* Text
** BEGIN **

Chapter 41 Summary: “Black Power”

On a march in support of Meredith, King noticed that the crowd seemed disinclined toward nonviolence or interracial reconciliation. After police forced them to march on the side of the road, King had to prevent Stokely Carmichael, now head of SNCC, from striking an officer. Carmichael was publicly rejecting nonviolence as essentially “giving [white people] a free license to shoot us at will” (488). On the march, Carmichael tested a new slogan, “Black Power,” which the crowd embraced. Carmichael rejected King’s requests to use “black consciousness” or “black equality” instead, but still respected King for his ability to move people. The march was attacked in Philadelphia, Mississippi, where the three civil rights workers had been murdered in 1964. King attempted a nonviolent confrontation, and even after a white mob continued to attack, spraying the town’s Black neighborhood with indiscriminate gunfire, King rejected the call for Black Power in favor of a “coalition of conscience” (491). State troopers brutalized the marchers the following day, but the march continued to the state capital. King hoped that this would vindicate his nonviolent methods, but the violence increased the calls for more militancy among activists. As dismayed as he was, he gradually shifted his tone to meet the grievances of younger and more radical activists, concerned that his “radiant promises of progress” were about to prove hollow (496).

Chapter 42 Summary: “I Hope King Gets It”

In July 1966, King gave a speech in Chicago denouncing Black supremacy as no better than white supremacy, and led a march to City Hall, calling for an end to housing discrimination and civilian oversight of police. Mayor Daley insisted he was doing everything he could. Shortly thereafter, riots broke out after police arrested several Black children for using fire hydrants to cool down in the summer heat—Black people had little access to swimming pools. Mayor Daley did not blame the violence on King directly, but insinuated that his presence attracted a less desirable contingent of outsiders. King pled with local youth to refrain from violence, but in a phone call with Johnson, Daley denounced King as “the most dangerous thing we have facing our country” (500).

Leading another protest against housing discrimination, King once again encountered jeers and violence, and while his group restrained themselves, King reflected that “the people of Mississippi ought to come to Chicago to learn how to hate” (502). While King had won great victories in the fight for desegregation, the pursuit of active integration in places like Chicago was meeting with little progress. King and Daley reached a truce whereby King would cease demonstrations in exchange for a plan to address housing discrimination, but this would require the collaboration of private business and the federal government, neither of which was forthcoming. In response, King shifted to a broader critique of capitalism and militarism, both of which were swallowing up the poor.

Chapter 43 Summary: “Not an Easy Time for Me”

** END **

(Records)
** BEGIN **

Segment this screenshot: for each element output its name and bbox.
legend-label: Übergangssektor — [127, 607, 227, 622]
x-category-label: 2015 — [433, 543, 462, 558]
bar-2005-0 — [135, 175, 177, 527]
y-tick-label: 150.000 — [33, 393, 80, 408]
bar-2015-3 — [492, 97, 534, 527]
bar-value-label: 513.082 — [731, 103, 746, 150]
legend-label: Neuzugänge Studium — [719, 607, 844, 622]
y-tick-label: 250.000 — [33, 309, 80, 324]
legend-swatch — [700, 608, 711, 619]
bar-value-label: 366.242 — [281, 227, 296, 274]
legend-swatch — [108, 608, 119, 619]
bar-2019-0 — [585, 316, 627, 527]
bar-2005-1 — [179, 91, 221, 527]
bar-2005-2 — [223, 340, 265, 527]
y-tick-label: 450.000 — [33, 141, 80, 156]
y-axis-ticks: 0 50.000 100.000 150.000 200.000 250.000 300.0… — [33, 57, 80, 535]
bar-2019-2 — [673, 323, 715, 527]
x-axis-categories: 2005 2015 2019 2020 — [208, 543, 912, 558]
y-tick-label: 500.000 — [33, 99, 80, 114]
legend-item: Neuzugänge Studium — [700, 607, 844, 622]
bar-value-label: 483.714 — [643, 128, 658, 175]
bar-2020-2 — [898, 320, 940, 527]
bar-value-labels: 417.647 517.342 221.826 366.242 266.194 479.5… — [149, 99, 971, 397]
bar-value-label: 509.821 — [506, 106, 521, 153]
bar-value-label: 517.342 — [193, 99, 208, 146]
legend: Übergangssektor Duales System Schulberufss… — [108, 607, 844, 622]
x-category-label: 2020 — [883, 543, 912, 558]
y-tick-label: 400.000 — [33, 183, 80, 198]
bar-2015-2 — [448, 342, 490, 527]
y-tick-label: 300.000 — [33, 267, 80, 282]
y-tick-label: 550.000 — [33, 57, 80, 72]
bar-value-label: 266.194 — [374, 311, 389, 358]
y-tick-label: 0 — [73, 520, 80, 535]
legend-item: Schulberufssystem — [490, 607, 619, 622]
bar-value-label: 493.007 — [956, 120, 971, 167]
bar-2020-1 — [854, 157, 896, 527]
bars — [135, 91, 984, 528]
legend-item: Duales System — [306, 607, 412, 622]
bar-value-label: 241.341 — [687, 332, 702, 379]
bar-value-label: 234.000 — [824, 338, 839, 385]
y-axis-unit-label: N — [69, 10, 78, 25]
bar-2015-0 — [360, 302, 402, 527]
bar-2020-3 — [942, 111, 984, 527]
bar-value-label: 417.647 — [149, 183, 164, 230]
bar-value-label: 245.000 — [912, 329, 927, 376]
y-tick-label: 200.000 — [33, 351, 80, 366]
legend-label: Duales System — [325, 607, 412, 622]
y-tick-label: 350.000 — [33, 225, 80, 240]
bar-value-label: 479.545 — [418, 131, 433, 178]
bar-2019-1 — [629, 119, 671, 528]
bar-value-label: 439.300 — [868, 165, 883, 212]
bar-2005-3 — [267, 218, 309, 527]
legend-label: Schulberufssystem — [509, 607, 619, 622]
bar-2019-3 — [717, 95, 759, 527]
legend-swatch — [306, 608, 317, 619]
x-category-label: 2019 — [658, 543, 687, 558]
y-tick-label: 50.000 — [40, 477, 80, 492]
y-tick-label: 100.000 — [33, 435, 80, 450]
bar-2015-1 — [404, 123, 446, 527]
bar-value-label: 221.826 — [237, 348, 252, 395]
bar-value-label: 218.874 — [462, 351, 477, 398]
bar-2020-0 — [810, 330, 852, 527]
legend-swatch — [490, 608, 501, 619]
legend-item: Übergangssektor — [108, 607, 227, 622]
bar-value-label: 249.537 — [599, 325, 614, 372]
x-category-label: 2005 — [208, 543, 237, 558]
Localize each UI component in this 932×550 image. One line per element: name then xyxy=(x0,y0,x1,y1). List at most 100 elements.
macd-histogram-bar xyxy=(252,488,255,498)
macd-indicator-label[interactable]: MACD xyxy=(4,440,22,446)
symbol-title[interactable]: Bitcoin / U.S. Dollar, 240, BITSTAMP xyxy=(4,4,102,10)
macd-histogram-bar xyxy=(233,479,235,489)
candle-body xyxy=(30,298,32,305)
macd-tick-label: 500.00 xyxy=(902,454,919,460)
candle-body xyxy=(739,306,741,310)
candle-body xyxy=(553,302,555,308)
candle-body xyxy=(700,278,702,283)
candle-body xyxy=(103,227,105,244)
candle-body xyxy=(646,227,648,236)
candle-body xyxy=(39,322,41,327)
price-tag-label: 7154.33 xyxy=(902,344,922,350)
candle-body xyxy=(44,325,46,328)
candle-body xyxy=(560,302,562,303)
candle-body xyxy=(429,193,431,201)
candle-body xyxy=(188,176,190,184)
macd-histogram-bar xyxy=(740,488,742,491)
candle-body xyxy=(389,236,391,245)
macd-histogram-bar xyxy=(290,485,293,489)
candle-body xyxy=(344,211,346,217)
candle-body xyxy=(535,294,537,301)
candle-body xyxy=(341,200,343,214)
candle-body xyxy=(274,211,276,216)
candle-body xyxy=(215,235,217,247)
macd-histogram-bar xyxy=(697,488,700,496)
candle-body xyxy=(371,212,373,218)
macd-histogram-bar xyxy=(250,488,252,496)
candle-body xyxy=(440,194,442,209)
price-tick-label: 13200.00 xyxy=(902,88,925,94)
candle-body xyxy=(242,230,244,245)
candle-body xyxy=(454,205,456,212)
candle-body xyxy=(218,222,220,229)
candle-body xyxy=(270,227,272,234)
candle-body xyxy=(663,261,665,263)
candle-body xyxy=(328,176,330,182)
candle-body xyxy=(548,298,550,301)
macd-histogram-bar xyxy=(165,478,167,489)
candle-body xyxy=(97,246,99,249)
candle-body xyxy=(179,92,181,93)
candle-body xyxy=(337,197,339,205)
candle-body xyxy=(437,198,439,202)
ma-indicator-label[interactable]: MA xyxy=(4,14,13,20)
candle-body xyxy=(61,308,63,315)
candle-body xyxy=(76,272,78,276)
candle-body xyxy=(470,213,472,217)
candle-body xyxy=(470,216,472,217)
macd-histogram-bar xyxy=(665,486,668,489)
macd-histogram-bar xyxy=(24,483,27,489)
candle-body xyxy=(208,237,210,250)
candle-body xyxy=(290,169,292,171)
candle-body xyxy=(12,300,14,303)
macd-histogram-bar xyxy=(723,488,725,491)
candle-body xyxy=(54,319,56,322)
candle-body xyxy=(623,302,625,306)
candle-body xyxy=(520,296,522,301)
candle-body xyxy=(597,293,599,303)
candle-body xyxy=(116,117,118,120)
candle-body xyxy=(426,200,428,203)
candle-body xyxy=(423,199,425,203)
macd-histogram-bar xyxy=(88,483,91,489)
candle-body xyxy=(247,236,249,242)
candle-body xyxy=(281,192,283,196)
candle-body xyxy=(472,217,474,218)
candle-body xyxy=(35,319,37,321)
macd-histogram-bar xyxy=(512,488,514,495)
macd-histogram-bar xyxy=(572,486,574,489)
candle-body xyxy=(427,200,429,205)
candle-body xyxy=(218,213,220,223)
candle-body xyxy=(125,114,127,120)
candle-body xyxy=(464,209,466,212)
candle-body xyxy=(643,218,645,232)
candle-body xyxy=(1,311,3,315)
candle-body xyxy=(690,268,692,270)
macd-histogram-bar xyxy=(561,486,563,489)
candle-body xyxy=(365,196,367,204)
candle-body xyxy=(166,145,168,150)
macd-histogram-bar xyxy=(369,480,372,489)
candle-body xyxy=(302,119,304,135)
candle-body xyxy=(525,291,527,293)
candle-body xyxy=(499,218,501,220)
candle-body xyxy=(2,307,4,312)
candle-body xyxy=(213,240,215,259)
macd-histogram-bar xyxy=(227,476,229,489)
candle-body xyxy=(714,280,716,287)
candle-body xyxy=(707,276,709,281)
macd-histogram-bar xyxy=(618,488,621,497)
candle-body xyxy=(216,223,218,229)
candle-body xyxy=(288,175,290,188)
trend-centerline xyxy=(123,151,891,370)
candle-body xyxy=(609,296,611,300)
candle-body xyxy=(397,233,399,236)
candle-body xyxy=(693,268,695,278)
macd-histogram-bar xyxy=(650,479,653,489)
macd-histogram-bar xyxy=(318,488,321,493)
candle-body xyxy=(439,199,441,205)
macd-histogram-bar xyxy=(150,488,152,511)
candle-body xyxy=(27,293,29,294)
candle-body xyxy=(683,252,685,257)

** END **

* List of tasks
1. List every page number cited in parentheses in the chapter summaries, in the order they appear.
2. Lay out everything in the Records from the first line down to the line containing "bar-2020-2 — [898, 320, 940, 527]" as a numbered list.

* Set of answers
1. 488, 491, 496, 500, 502

2.
1. Segment this screenshot: for each element output its name and bbox.
2. legend-label: Übergangssektor — [127, 607, 227, 622]
3. x-category-label: 2015 — [433, 543, 462, 558]
4. bar-2005-0 — [135, 175, 177, 527]
5. y-tick-label: 150.000 — [33, 393, 80, 408]
6. bar-2015-3 — [492, 97, 534, 527]
7. bar-value-label: 513.082 — [731, 103, 746, 150]
8. legend-label: Neuzugänge Studium — [719, 607, 844, 622]
9. y-tick-label: 250.000 — [33, 309, 80, 324]
10. legend-swatch — [700, 608, 711, 619]
11. bar-value-label: 366.242 — [281, 227, 296, 274]
12. legend-swatch — [108, 608, 119, 619]
13. bar-2019-0 — [585, 316, 627, 527]
14. bar-2005-1 — [179, 91, 221, 527]
15. bar-2005-2 — [223, 340, 265, 527]
16. y-tick-label: 450.000 — [33, 141, 80, 156]
17. y-axis-ticks: 0 50.000 100.000 150.000 200.000 250.000 300.0… — [33, 57, 80, 535]
18. bar-2019-2 — [673, 323, 715, 527]
19. x-axis-categories: 2005 2015 2019 2020 — [208, 543, 912, 558]
20. y-tick-label: 500.000 — [33, 99, 80, 114]
21. legend-item: Neuzugänge Studium — [700, 607, 844, 622]
22. bar-value-label: 483.714 — [643, 128, 658, 175]
23. bar-2020-2 — [898, 320, 940, 527]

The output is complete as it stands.